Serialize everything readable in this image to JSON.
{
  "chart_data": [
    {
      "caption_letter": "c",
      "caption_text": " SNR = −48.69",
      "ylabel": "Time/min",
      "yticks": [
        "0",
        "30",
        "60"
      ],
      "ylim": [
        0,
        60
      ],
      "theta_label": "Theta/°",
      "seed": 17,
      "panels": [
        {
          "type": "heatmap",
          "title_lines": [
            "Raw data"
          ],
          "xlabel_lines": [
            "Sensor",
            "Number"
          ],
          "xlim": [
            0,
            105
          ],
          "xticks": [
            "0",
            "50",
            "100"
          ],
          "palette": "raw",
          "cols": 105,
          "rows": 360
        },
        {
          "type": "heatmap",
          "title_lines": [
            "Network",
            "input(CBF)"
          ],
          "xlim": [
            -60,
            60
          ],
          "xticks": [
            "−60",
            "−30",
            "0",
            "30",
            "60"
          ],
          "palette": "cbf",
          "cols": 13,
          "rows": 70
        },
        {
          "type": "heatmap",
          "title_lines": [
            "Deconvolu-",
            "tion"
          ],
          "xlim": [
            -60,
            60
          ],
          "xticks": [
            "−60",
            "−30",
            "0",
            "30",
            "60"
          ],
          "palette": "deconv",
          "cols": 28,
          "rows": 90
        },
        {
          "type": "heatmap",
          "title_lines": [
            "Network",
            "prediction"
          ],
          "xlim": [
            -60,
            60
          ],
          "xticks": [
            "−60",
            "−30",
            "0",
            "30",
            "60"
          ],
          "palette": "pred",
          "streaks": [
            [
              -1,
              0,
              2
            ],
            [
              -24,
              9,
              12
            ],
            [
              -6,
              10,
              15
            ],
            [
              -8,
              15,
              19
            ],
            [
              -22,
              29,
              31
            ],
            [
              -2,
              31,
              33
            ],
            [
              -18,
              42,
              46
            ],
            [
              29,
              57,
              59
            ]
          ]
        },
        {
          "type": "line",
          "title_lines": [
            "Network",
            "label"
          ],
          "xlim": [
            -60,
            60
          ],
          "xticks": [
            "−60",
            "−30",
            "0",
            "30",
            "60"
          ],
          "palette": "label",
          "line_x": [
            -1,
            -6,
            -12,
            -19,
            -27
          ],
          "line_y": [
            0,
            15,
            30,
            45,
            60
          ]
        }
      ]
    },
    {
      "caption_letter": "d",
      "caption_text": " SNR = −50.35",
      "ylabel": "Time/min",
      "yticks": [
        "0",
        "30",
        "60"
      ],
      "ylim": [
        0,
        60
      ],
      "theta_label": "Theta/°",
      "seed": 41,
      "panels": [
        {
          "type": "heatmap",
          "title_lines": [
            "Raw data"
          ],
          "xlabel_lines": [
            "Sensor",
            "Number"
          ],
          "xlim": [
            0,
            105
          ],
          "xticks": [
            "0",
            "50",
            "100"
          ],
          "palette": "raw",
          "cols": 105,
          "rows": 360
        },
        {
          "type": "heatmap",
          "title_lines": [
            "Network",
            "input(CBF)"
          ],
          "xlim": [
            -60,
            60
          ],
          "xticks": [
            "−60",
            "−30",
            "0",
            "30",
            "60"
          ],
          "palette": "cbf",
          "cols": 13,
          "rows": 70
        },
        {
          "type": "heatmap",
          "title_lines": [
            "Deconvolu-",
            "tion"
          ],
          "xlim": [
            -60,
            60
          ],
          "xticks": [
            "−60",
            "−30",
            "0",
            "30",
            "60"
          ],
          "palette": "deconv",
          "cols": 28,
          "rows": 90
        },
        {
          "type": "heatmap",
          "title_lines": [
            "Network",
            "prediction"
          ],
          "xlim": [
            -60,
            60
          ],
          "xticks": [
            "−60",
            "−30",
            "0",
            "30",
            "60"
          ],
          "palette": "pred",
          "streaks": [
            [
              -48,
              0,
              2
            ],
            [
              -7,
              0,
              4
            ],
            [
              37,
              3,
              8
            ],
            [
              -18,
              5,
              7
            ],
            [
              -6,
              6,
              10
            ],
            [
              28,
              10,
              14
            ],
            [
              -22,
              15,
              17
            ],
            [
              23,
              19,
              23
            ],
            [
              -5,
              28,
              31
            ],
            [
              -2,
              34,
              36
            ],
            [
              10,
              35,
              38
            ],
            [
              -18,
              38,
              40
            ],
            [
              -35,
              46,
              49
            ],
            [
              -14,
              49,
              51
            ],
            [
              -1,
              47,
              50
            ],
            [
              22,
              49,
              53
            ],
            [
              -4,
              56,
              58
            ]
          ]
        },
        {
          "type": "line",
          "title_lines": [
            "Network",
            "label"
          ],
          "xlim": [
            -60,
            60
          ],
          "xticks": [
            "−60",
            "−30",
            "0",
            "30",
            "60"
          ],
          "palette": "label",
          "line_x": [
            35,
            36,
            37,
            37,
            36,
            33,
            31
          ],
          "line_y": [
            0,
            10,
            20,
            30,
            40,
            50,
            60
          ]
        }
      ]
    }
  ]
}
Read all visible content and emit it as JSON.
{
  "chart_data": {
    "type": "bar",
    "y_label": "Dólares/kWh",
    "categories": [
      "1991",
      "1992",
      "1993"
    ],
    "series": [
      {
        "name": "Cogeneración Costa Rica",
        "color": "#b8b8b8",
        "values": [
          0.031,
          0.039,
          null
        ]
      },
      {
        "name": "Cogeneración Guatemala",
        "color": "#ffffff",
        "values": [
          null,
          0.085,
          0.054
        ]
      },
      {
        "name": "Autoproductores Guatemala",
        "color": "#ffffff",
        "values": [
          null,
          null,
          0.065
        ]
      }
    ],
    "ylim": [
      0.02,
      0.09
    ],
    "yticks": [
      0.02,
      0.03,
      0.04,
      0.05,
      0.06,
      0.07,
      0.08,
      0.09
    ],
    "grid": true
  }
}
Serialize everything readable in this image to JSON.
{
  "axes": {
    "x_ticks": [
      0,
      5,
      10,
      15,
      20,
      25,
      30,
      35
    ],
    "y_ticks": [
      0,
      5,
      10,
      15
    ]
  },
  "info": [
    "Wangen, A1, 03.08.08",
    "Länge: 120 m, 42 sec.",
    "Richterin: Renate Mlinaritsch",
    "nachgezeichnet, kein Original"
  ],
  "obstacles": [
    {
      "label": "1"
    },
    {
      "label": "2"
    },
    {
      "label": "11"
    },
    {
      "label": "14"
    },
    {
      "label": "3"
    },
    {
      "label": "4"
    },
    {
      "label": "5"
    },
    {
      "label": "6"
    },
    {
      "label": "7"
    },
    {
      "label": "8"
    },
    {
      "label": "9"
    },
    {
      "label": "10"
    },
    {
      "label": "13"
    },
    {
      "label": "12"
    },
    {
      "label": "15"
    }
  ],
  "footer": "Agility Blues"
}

WRITTEN TASK:
Extract the full set of entries word for word.

EXERCISE RESULT:
Serialize everything readable in this image to JSON.
{
  "chart_data": [
    {
      "caption_letter": "c",
      "caption_text": " SNR = −48.69",
      "ylabel": "Time/min",
      "yticks": [
        "0",
        "30",
        "60"
      ],
      "ylim": [
        0,
        60
      ],
      "theta_label": "Theta/°",
      "seed": 17,
      "panels": [
        {
          "type": "heatmap",
          "title_lines": [
            "Raw data"
          ],
          "xlabel_lines": [
            "Sensor",
            "Number"
          ],
          "xlim": [
            0,
            105
          ],
          "xticks": [
            "0",
            "50",
            "100"
          ],
          "palette": "raw",
          "cols": 105,
          "rows": 360
        },
        {
          "type": "heatmap",
          "title_lines": [
            "Network",
            "input(CBF)"
          ],
          "xlim": [
            -60,
            60
          ],
          "xticks": [
            "−60",
            "−30",
            "0",
            "30",
            "60"
          ],
          "palette": "cbf",
          "cols": 13,
          "rows": 70
        },
        {
          "type": "heatmap",
          "title_lines": [
            "Deconvolu-",
            "tion"
          ],
          "xlim": [
            -60,
            60
          ],
          "xticks": [
            "−60",
            "−30",
            "0",
            "30",
            "60"
          ],
          "palette": "deconv",
          "cols": 28,
          "rows": 90
        },
        {
          "type": "heatmap",
          "title_lines": [
            "Network",
            "prediction"
          ],
          "xlim": [
            -60,
            60
          ],
          "xticks": [
            "−60",
            "−30",
            "0",
            "30",
            "60"
          ],
          "palette": "pred",
          "streaks": [
            [
              -1,
              0,
              2
            ],
            [
              -24,
              9,
              12
            ],
            [
              -6,
              10,
              15
            ],
            [
              -8,
              15,
              19
            ],
            [
              -22,
              29,
              31
            ],
            [
              -2,
              31,
              33
            ],
            [
              -18,
              42,
              46
            ],
            [
              29,
              57,
              59
            ]
          ]
        },
        {
          "type": "line",
          "title_lines": [
            "Network",
            "label"
          ],
          "xlim": [
            -60,
            60
          ],
          "xticks": [
            "−60",
            "−30",
            "0",
            "30",
            "60"
          ],
          "palette": "label",
          "line_x": [
            -1,
            -6,
            -12,
            -19,
            -27
          ],
          "line_y": [
            0,
            15,
            30,
            45,
            60
          ]
        }
      ]
    },
    {
      "caption_letter": "d",
      "caption_text": " SNR = −50.35",
      "ylabel": "Time/min",
      "yticks": [
        "0",
        "30",
        "60"
      ],
      "ylim": [
        0,
        60
      ],
      "theta_label": "Theta/°",
      "seed": 41,
      "panels": [
        {
          "type": "heatmap",
          "title_lines": [
            "Raw data"
          ],
          "xlabel_lines": [
            "Sensor",
            "Number"
          ],
          "xlim": [
            0,
            105
          ],
          "xticks": [
            "0",
            "50",
            "100"
          ],
          "palette": "raw",
          "cols": 105,
          "rows": 360
        },
        {
          "type": "heatmap",
          "title_lines": [
            "Network",
            "input(CBF)"
          ],
          "xlim": [
            -60,
            60
          ],
          "xticks": [
            "−60",
            "−30",
            "0",
            "30",
            "60"
          ],
          "palette": "cbf",
          "cols": 13,
          "rows": 70
        },
        {
          "type": "heatmap",
          "title_lines": [
            "Deconvolu-",
            "tion"
          ],
          "xlim": [
            -60,
            60
          ],
          "xticks": [
            "−60",
            "−30",
            "0",
            "30",
            "60"
          ],
          "palette": "deconv",
          "cols": 28,
          "rows": 90
        },
        {
          "type": "heatmap",
          "title_lines": [
            "Network",
            "prediction"
          ],
          "xlim": [
            -60,
            60
          ],
          "xticks": [
            "−60",
            "−30",
            "0",
            "30",
            "60"
          ],
          "palette": "pred",
          "streaks": [
            [
              -48,
              0,
              2
            ],
            [
              -7,
              0,
              4
            ],
            [
              37,
              3,
              8
            ],
            [
              -18,
              5,
              7
            ],
            [
              -6,
              6,
              10
            ],
            [
              28,
              10,
              14
            ],
            [
              -22,
              15,
              17
            ],
            [
              23,
              19,
              23
            ],
            [
              -5,
              28,
              31
            ],
            [
              -2,
              34,
              36
            ],
            [
              10,
              35,
              38
            ],
            [
              -18,
              38,
              40
            ],
            [
              -35,
              46,
              49
            ],
            [
              -14,
              49,
              51
            ],
            [
              -1,
              47,
              50
            ],
            [
              22,
              49,
              53
            ],
            [
              -4,
              56,
              58
            ]
          ]
        },
        {
          "type": "line",
          "title_lines": [
            "Network",
            "label"
          ],
          "xlim": [
            -60,
            60
          ],
          "xticks": [
            "−60",
            "−30",
            "0",
            "30",
            "60"
          ],
          "palette": "label",
          "line_x": [
            35,
            36,
            37,
            37,
            36,
            33,
            31
          ],
          "line_y": [
            0,
            10,
            20,
            30,
            40,
            50,
            60
          ]
        }
      ]
    }
  ]
}
Read all visible content and emit it as JSON.
{
  "chart_data": {
    "type": "bar",
    "y_label": "Dólares/kWh",
    "categories": [
      "1991",
      "1992",
      "1993"
    ],
    "series": [
      {
        "name": "Cogeneración Costa Rica",
        "color": "#b8b8b8",
        "values": [
          0.031,
          0.039,
          null
        ]
      },
      {
        "name": "Cogeneración Guatemala",
        "color": "#ffffff",
        "values": [
          null,
          0.085,
          0.054
        ]
      },
      {
        "name": "Autoproductores Guatemala",
        "color": "#ffffff",
        "values": [
          null,
          null,
          0.065
        ]
      }
    ],
    "ylim": [
      0.02,
      0.09
    ],
    "yticks": [
      0.02,
      0.03,
      0.04,
      0.05,
      0.06,
      0.07,
      0.08,
      0.09
    ],
    "grid": true
  }
}
Serialize everything readable in this image to JSON.
{
  "axes": {
    "x_ticks": [
      0,
      5,
      10,
      15,
      20,
      25,
      30,
      35
    ],
    "y_ticks": [
      0,
      5,
      10,
      15
    ]
  },
  "info": [
    "Wangen, A1, 03.08.08",
    "Länge: 120 m, 42 sec.",
    "Richterin: Renate Mlinaritsch",
    "nachgezeichnet, kein Original"
  ],
  "obstacles": [
    {
      "label": "1"
    },
    {
      "label": "2"
    },
    {
      "label": "11"
    },
    {
      "label": "14"
    },
    {
      "label": "3"
    },
    {
      "label": "4"
    },
    {
      "label": "5"
    },
    {
      "label": "6"
    },
    {
      "label": "7"
    },
    {
      "label": "8"
    },
    {
      "label": "9"
    },
    {
      "label": "10"
    },
    {
      "label": "13"
    },
    {
      "label": "12"
    },
    {
      "label": "15"
    }
  ],
  "footer": "Agility Blues"
}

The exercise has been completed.